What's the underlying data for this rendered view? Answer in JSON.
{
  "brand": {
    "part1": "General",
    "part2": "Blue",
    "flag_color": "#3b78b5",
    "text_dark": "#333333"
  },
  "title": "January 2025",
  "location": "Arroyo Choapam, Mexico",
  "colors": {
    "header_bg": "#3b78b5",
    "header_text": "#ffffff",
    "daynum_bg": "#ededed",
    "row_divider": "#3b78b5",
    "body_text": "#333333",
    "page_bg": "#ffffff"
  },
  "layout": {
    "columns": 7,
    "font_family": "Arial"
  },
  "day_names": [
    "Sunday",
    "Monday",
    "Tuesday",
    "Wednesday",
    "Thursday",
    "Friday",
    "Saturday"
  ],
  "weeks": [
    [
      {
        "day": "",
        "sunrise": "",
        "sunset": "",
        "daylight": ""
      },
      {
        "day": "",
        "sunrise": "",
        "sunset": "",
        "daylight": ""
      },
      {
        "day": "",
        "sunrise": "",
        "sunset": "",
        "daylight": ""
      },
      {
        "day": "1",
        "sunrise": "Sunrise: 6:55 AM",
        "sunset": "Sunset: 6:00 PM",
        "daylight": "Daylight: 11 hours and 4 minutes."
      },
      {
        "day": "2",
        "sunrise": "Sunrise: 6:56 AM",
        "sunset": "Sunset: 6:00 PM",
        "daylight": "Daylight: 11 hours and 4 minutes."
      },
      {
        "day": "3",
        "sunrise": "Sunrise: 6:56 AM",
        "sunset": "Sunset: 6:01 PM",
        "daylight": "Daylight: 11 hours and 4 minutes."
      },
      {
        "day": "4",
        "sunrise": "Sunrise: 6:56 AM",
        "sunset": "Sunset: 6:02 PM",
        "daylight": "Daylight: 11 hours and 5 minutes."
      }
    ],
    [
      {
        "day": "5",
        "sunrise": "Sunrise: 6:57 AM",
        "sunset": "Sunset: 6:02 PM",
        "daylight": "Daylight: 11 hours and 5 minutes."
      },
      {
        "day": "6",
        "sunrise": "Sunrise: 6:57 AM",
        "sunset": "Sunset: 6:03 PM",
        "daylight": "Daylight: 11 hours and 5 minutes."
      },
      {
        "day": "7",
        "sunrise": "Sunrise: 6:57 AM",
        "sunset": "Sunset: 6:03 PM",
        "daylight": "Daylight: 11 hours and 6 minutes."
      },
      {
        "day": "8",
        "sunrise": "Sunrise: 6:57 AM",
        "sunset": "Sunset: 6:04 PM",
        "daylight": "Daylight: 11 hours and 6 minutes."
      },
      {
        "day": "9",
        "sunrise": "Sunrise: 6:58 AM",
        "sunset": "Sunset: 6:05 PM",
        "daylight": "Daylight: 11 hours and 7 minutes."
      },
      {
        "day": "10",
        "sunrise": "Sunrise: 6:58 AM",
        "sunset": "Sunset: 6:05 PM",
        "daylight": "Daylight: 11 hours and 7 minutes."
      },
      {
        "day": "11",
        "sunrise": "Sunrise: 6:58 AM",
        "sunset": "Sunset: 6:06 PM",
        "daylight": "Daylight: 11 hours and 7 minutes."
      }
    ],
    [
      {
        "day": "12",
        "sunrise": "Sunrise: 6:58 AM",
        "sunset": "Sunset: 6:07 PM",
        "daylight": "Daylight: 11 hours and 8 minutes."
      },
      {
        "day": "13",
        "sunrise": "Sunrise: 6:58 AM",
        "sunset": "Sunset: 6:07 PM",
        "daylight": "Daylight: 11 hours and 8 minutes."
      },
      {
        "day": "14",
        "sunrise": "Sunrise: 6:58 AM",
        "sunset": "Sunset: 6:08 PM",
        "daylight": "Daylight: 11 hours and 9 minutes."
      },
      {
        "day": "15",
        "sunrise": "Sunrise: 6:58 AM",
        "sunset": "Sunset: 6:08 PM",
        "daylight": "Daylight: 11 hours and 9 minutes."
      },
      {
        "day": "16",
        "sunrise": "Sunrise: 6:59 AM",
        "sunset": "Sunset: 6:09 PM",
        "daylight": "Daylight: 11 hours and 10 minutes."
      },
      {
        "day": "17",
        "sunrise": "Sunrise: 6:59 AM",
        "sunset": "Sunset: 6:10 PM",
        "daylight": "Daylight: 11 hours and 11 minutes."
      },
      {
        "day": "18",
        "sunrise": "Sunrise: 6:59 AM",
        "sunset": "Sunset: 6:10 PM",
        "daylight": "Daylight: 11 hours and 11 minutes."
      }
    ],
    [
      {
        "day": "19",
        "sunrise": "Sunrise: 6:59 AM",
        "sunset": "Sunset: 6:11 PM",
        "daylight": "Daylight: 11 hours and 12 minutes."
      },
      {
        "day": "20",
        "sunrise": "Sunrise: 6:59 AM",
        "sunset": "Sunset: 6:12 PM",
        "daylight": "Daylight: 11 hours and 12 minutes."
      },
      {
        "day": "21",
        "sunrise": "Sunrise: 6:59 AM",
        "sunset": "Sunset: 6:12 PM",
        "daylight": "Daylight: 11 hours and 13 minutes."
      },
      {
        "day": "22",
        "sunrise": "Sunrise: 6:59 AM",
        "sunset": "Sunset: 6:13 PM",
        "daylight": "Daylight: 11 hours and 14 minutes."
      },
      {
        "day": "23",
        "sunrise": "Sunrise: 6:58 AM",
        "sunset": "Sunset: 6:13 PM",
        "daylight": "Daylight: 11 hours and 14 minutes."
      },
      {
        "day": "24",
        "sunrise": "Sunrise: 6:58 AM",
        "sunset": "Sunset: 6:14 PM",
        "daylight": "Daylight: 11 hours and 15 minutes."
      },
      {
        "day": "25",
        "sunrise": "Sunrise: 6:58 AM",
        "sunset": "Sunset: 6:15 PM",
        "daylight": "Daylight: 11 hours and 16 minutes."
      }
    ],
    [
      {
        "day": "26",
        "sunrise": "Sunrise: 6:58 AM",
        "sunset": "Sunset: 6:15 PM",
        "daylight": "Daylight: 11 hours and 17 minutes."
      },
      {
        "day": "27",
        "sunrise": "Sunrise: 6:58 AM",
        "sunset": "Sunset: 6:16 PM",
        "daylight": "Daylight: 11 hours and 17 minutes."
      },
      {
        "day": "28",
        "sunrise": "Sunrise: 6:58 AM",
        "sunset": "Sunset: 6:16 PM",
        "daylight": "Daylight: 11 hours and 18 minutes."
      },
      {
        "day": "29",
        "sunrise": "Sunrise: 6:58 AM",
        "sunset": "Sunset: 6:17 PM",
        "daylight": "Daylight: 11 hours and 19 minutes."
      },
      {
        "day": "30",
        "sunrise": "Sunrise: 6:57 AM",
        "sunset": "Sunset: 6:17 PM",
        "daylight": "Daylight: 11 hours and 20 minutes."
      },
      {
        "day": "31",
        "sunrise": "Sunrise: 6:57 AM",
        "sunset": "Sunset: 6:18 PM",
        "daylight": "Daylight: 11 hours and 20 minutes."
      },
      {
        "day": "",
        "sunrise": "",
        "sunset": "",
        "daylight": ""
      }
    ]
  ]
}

——————————

| STATED GOAL |
All of the data needs to be reproduced exactly, with no line missing.

| EXPECTED ANSWER |
What's the underlying data for this rendered view? Answer in JSON.
{
  "brand": {
    "part1": "General",
    "part2": "Blue",
    "flag_color": "#3b78b5",
    "text_dark": "#333333"
  },
  "title": "January 2025",
  "location": "Arroyo Choapam, Mexico",
  "colors": {
    "header_bg": "#3b78b5",
    "header_text": "#ffffff",
    "daynum_bg": "#ededed",
    "row_divider": "#3b78b5",
    "body_text": "#333333",
    "page_bg": "#ffffff"
  },
  "layout": {
    "columns": 7,
    "font_family": "Arial"
  },
  "day_names": [
    "Sunday",
    "Monday",
    "Tuesday",
    "Wednesday",
    "Thursday",
    "Friday",
    "Saturday"
  ],
  "weeks": [
    [
      {
        "day": "",
        "sunrise": "",
        "sunset": "",
        "daylight": ""
      },
      {
        "day": "",
        "sunrise": "",
        "sunset": "",
        "daylight": ""
      },
      {
        "day": "",
        "sunrise": "",
        "sunset": "",
        "daylight": ""
      },
      {
        "day": "1",
        "sunrise": "Sunrise: 6:55 AM",
        "sunset": "Sunset: 6:00 PM",
        "daylight": "Daylight: 11 hours and 4 minutes."
      },
      {
        "day": "2",
        "sunrise": "Sunrise: 6:56 AM",
        "sunset": "Sunset: 6:00 PM",
        "daylight": "Daylight: 11 hours and 4 minutes."
      },
      {
        "day": "3",
        "sunrise": "Sunrise: 6:56 AM",
        "sunset": "Sunset: 6:01 PM",
        "daylight": "Daylight: 11 hours and 4 minutes."
      },
      {
        "day": "4",
        "sunrise": "Sunrise: 6:56 AM",
        "sunset": "Sunset: 6:02 PM",
        "daylight": "Daylight: 11 hours and 5 minutes."
      }
    ],
    [
      {
        "day": "5",
        "sunrise": "Sunrise: 6:57 AM",
        "sunset": "Sunset: 6:02 PM",
        "daylight": "Daylight: 11 hours and 5 minutes."
      },
      {
        "day": "6",
        "sunrise": "Sunrise: 6:57 AM",
        "sunset": "Sunset: 6:03 PM",
        "daylight": "Daylight: 11 hours and 5 minutes."
      },
      {
        "day": "7",
        "sunrise": "Sunrise: 6:57 AM",
        "sunset": "Sunset: 6:03 PM",
        "daylight": "Daylight: 11 hours and 6 minutes."
      },
      {
        "day": "8",
        "sunrise": "Sunrise: 6:57 AM",
        "sunset": "Sunset: 6:04 PM",
        "daylight": "Daylight: 11 hours and 6 minutes."
      },
      {
        "day": "9",
        "sunrise": "Sunrise: 6:58 AM",
        "sunset": "Sunset: 6:05 PM",
        "daylight": "Daylight: 11 hours and 7 minutes."
      },
      {
        "day": "10",
        "sunrise": "Sunrise: 6:58 AM",
        "sunset": "Sunset: 6:05 PM",
        "daylight": "Daylight: 11 hours and 7 minutes."
      },
      {
        "day": "11",
        "sunrise": "Sunrise: 6:58 AM",
        "sunset": "Sunset: 6:06 PM",
        "daylight": "Daylight: 11 hours and 7 minutes."
      }
    ],
    [
      {
        "day": "12",
        "sunrise": "Sunrise: 6:58 AM",
        "sunset": "Sunset: 6:07 PM",
        "daylight": "Daylight: 11 hours and 8 minutes."
      },
      {
        "day": "13",
        "sunrise": "Sunrise: 6:58 AM",
        "sunset": "Sunset: 6:07 PM",
        "daylight": "Daylight: 11 hours and 8 minutes."
      },
      {
        "day": "14",
        "sunrise": "Sunrise: 6:58 AM",
        "sunset": "Sunset: 6:08 PM",
        "daylight": "Daylight: 11 hours and 9 minutes."
      },
      {
        "day": "15",
        "sunrise": "Sunrise: 6:58 AM",
        "sunset": "Sunset: 6:08 PM",
        "daylight": "Daylight: 11 hours and 9 minutes."
      },
      {
        "day": "16",
        "sunrise": "Sunrise: 6:59 AM",
        "sunset": "Sunset: 6:09 PM",
        "daylight": "Daylight: 11 hours and 10 minutes."
      },
      {
        "day": "17",
        "sunrise": "Sunrise: 6:59 AM",
        "sunset": "Sunset: 6:10 PM",
        "daylight": "Daylight: 11 hours and 11 minutes."
      },
      {
        "day": "18",
        "sunrise": "Sunrise: 6:59 AM",
        "sunset": "Sunset: 6:10 PM",
        "daylight": "Daylight: 11 hours and 11 minutes."
      }
    ],
    [
      {
        "day": "19",
        "sunrise": "Sunrise: 6:59 AM",
        "sunset": "Sunset: 6:11 PM",
        "daylight": "Daylight: 11 hours and 12 minutes."
      },
      {
        "day": "20",
        "sunrise": "Sunrise: 6:59 AM",
        "sunset": "Sunset: 6:12 PM",
        "daylight": "Daylight: 11 hours and 12 minutes."
      },
      {
        "day": "21",
        "sunrise": "Sunrise: 6:59 AM",
        "sunset": "Sunset: 6:12 PM",
        "daylight": "Daylight: 11 hours and 13 minutes."
      },
      {
        "day": "22",
        "sunrise": "Sunrise: 6:59 AM",
        "sunset": "Sunset: 6:13 PM",
        "daylight": "Daylight: 11 hours and 14 minutes."
      },
      {
        "day": "23",
        "sunrise": "Sunrise: 6:58 AM",
        "sunset": "Sunset: 6:13 PM",
        "daylight": "Daylight: 11 hours and 14 minutes."
      },
      {
        "day": "24",
        "sunrise": "Sunrise: 6:58 AM",
        "sunset": "Sunset: 6:14 PM",
        "daylight": "Daylight: 11 hours and 15 minutes."
      },
      {
        "day": "25",
        "sunrise": "Sunrise: 6:58 AM",
        "sunset": "Sunset: 6:15 PM",
        "daylight": "Daylight: 11 hours and 16 minutes."
      }
    ],
    [
      {
        "day": "26",
        "sunrise": "Sunrise: 6:58 AM",
        "sunset": "Sunset: 6:15 PM",
        "daylight": "Daylight: 11 hours and 17 minutes."
      },
      {
        "day": "27",
        "sunrise": "Sunrise: 6:58 AM",
        "sunset": "Sunset: 6:16 PM",
        "daylight": "Daylight: 11 hours and 17 minutes."
      },
      {
        "day": "28",
        "sunrise": "Sunrise: 6:58 AM",
        "sunset": "Sunset: 6:16 PM",
        "daylight": "Daylight: 11 hours and 18 minutes."
      },
      {
        "day": "29",
        "sunrise": "Sunrise: 6:58 AM",
        "sunset": "Sunset: 6:17 PM",
        "daylight": "Daylight: 11 hours and 19 minutes."
      },
      {
        "day": "30",
        "sunrise": "Sunrise: 6:57 AM",
        "sunset": "Sunset: 6:17 PM",
        "daylight": "Daylight: 11 hours and 20 minutes."
      },
      {
        "day": "31",
        "sunrise": "Sunrise: 6:57 AM",
        "sunset": "Sunset: 6:18 PM",
        "daylight": "Daylight: 11 hours and 20 minutes."
      },
      {
        "day": "",
        "sunrise": "",
        "sunset": "",
        "daylight": ""
      }
    ]
  ]
}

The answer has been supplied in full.